----- RECORDS SUPPLIED

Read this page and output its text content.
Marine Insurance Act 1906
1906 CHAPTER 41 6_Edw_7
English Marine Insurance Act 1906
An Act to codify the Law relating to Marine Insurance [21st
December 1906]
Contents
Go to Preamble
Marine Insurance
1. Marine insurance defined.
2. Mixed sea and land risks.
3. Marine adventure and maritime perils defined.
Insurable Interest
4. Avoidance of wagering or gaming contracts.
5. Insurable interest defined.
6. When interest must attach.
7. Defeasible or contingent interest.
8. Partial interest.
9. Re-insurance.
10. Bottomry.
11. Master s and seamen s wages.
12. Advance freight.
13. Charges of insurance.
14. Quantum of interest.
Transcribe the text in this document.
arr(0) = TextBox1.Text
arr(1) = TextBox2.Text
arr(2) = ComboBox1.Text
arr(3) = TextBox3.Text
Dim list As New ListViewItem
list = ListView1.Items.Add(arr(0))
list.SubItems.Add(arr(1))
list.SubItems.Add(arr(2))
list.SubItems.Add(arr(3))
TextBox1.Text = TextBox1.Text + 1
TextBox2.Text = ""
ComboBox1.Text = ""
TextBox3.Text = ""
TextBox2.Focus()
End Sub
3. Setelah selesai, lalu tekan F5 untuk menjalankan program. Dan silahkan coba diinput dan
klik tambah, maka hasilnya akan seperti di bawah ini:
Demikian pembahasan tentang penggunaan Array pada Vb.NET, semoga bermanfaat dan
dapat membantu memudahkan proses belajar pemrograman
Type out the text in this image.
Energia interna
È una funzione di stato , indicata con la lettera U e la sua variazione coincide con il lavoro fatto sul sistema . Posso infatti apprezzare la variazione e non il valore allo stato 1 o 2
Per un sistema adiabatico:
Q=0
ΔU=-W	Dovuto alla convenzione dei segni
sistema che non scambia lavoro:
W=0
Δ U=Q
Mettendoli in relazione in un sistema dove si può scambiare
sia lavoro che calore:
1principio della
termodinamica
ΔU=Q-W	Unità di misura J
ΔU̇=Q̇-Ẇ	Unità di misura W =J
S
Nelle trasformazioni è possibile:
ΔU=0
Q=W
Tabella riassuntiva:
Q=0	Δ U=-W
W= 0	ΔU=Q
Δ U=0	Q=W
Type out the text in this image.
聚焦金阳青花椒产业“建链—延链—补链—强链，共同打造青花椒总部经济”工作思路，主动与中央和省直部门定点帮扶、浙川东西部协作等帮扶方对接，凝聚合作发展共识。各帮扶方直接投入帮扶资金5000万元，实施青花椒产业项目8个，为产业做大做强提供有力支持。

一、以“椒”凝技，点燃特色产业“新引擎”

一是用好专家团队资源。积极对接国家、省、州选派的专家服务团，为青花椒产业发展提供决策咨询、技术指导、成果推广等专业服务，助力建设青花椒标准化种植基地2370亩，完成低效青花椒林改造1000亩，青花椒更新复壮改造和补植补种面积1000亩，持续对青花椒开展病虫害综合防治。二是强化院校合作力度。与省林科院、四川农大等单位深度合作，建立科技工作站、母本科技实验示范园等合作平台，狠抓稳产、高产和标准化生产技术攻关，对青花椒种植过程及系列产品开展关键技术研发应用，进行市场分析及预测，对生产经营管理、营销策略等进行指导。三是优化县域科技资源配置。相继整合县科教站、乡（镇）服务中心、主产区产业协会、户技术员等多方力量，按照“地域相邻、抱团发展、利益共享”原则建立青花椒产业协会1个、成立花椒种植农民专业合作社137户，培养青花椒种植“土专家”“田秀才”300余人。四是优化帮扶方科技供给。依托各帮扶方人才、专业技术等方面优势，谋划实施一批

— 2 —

----------

PROMPT: From the records above, extract every line exactly as it stands.

OUTPUT FOR THIS TASK:
Read this page and output its text content.
Marine Insurance Act 1906
1906 CHAPTER 41 6_Edw_7
English Marine Insurance Act 1906
An Act to codify the Law relating to Marine Insurance [21st
December 1906]
Contents
Go to Preamble
Marine Insurance
1. Marine insurance defined.
2. Mixed sea and land risks.
3. Marine adventure and maritime perils defined.
Insurable Interest
4. Avoidance of wagering or gaming contracts.
5. Insurable interest defined.
6. When interest must attach.
7. Defeasible or contingent interest.
8. Partial interest.
9. Re-insurance.
10. Bottomry.
11. Master s and seamen s wages.
12. Advance freight.
13. Charges of insurance.
14. Quantum of interest.
Transcribe the text in this document.
arr(0) = TextBox1.Text
arr(1) = TextBox2.Text
arr(2) = ComboBox1.Text
arr(3) = TextBox3.Text
Dim list As New ListViewItem
list = ListView1.Items.Add(arr(0))
list.SubItems.Add(arr(1))
list.SubItems.Add(arr(2))
list.SubItems.Add(arr(3))
TextBox1.Text = TextBox1.Text + 1
TextBox2.Text = ""
ComboBox1.Text = ""
TextBox3.Text = ""
TextBox2.Focus()
End Sub
3. Setelah selesai, lalu tekan F5 untuk menjalankan program. Dan silahkan coba diinput dan
klik tambah, maka hasilnya akan seperti di bawah ini:
Demikian pembahasan tentang penggunaan Array pada Vb.NET, semoga bermanfaat dan
dapat membantu memudahkan proses belajar pemrograman
Type out the text in this image.
Energia interna
È una funzione di stato , indicata con la lettera U e la sua variazione coincide con il lavoro fatto sul sistema . Posso infatti apprezzare la variazione e non il valore allo stato 1 o 2
Per un sistema adiabatico:
Q=0
ΔU=-W	Dovuto alla convenzione dei segni
sistema che non scambia lavoro:
W=0
Δ U=Q
Mettendoli in relazione in un sistema dove si può scambiare
sia lavoro che calore:
1principio della
termodinamica
ΔU=Q-W	Unità di misura J
ΔU̇=Q̇-Ẇ	Unità di misura W =J
S
Nelle trasformazioni è possibile:
ΔU=0
Q=W
Tabella riassuntiva:
Q=0	Δ U=-W
W= 0	ΔU=Q
Δ U=0	Q=W
Type out the text in this image.
聚焦金阳青花椒产业“建链—延链—补链—强链，共同打造青花椒总部经济”工作思路，主动与中央和省直部门定点帮扶、浙川东西部协作等帮扶方对接，凝聚合作发展共识。各帮扶方直接投入帮扶资金5000万元，实施青花椒产业项目8个，为产业做大做强提供有力支持。

一、以“椒”凝技，点燃特色产业“新引擎”

一是用好专家团队资源。积极对接国家、省、州选派的专家服务团，为青花椒产业发展提供决策咨询、技术指导、成果推广等专业服务，助力建设青花椒标准化种植基地2370亩，完成低效青花椒林改造1000亩，青花椒更新复壮改造和补植补种面积1000亩，持续对青花椒开展病虫害综合防治。二是强化院校合作力度。与省林科院、四川农大等单位深度合作，建立科技工作站、母本科技实验示范园等合作平台，狠抓稳产、高产和标准化生产技术攻关，对青花椒种植过程及系列产品开展关键技术研发应用，进行市场分析及预测，对生产经营管理、营销策略等进行指导。三是优化县域科技资源配置。相继整合县科教站、乡（镇）服务中心、主产区产业协会、户技术员等多方力量，按照“地域相邻、抱团发展、利益共享”原则建立青花椒产业协会1个、成立花椒种植农民专业合作社137户，培养青花椒种植“土专家”“田秀才”300余人。四是优化帮扶方科技供给。依托各帮扶方人才、专业技术等方面优势，谋划实施一批

— 2 —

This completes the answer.